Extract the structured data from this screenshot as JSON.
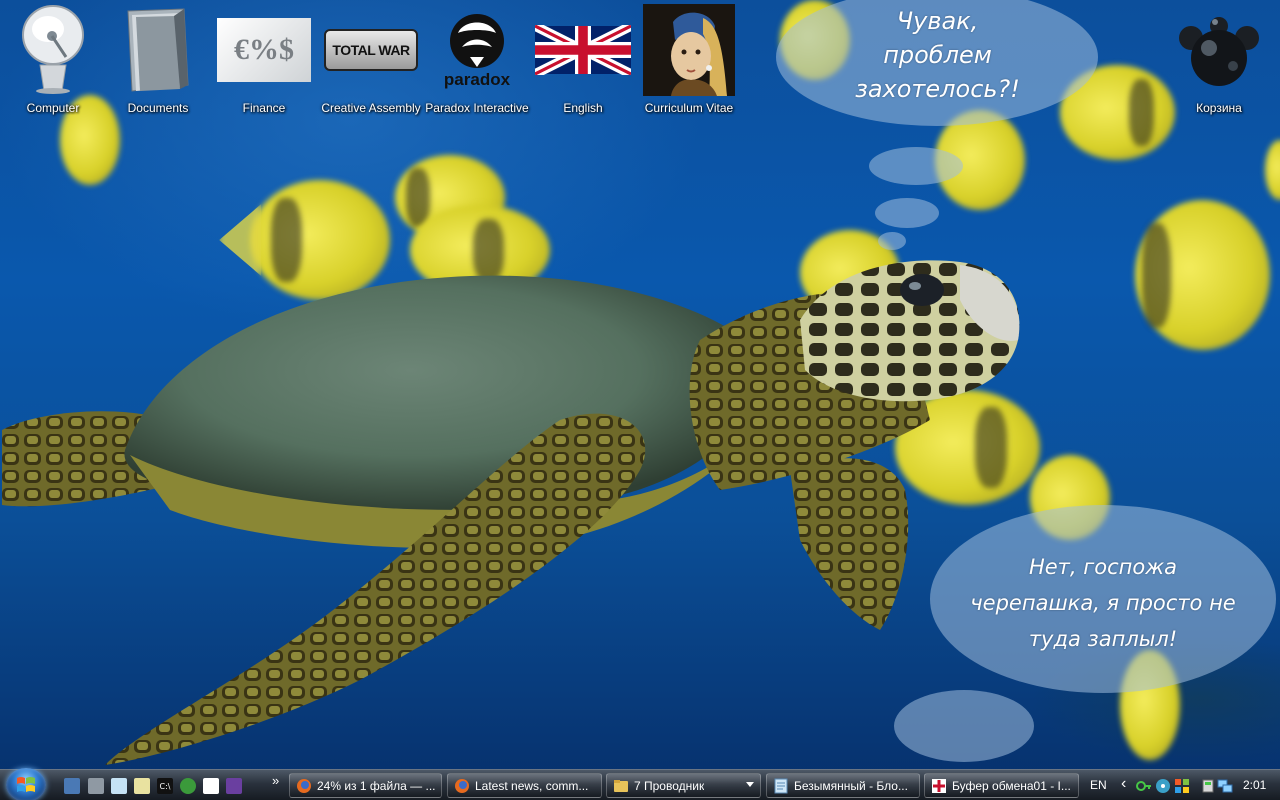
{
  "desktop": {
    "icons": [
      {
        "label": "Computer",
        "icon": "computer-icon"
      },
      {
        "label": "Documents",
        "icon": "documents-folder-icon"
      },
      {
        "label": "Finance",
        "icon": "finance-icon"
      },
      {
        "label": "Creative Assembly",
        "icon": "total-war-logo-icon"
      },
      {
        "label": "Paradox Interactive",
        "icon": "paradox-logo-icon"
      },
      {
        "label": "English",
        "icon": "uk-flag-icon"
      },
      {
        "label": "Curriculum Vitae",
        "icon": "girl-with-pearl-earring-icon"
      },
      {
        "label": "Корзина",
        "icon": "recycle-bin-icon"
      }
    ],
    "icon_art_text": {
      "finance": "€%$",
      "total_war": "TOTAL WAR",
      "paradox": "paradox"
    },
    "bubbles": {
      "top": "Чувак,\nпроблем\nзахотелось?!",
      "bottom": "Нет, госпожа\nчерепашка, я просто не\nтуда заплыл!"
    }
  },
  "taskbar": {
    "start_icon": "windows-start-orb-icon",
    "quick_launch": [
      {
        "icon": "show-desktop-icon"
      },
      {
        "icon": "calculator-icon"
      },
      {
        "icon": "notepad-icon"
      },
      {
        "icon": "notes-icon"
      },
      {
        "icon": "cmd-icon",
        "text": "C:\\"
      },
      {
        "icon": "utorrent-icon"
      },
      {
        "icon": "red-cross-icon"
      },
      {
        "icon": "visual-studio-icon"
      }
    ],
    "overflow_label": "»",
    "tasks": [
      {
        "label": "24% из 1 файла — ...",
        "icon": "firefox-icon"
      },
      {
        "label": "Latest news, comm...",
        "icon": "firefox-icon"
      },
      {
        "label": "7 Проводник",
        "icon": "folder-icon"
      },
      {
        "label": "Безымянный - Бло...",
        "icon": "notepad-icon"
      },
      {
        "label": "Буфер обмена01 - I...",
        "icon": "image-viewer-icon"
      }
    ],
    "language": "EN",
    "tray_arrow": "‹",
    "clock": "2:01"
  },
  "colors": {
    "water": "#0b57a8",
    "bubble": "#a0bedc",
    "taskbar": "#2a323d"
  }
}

▶ **Aim**: Quote the entries in full. Any image among them is to be omitted from the copy.

▶ **Output of the task**:
Extract the structured data from this screenshot as JSON.
{
  "desktop": {
    "icons": [
      {
        "label": "Computer",
        "icon": "computer-icon"
      },
      {
        "label": "Documents",
        "icon": "documents-folder-icon"
      },
      {
        "label": "Finance",
        "icon": "finance-icon"
      },
      {
        "label": "Creative Assembly",
        "icon": "total-war-logo-icon"
      },
      {
        "label": "Paradox Interactive",
        "icon": "paradox-logo-icon"
      },
      {
        "label": "English",
        "icon": "uk-flag-icon"
      },
      {
        "label": "Curriculum Vitae",
        "icon": "girl-with-pearl-earring-icon"
      },
      {
        "label": "Корзина",
        "icon": "recycle-bin-icon"
      }
    ],
    "icon_art_text": {
      "finance": "€%$",
      "total_war": "TOTAL WAR",
      "paradox": "paradox"
    },
    "bubbles": {
      "top": "Чувак,\nпроблем\nзахотелось?!",
      "bottom": "Нет, госпожа\nчерепашка, я просто не\nтуда заплыл!"
    }
  },
  "taskbar": {
    "start_icon": "windows-start-orb-icon",
    "quick_launch": [
      {
        "icon": "show-desktop-icon"
      },
      {
        "icon": "calculator-icon"
      },
      {
        "icon": "notepad-icon"
      },
      {
        "icon": "notes-icon"
      },
      {
        "icon": "cmd-icon",
        "text": "C:\\"
      },
      {
        "icon": "utorrent-icon"
      },
      {
        "icon": "red-cross-icon"
      },
      {
        "icon": "visual-studio-icon"
      }
    ],
    "overflow_label": "»",
    "tasks": [
      {
        "label": "24% из 1 файла — ...",
        "icon": "firefox-icon"
      },
      {
        "label": "Latest news, comm...",
        "icon": "firefox-icon"
      },
      {
        "label": "7 Проводник",
        "icon": "folder-icon"
      },
      {
        "label": "Безымянный - Бло...",
        "icon": "notepad-icon"
      },
      {
        "label": "Буфер обмена01 - I...",
        "icon": "image-viewer-icon"
      }
    ],
    "language": "EN",
    "tray_arrow": "‹",
    "clock": "2:01"
  },
  "colors": {
    "water": "#0b57a8",
    "bubble": "#a0bedc",
    "taskbar": "#2a323d"
  }
}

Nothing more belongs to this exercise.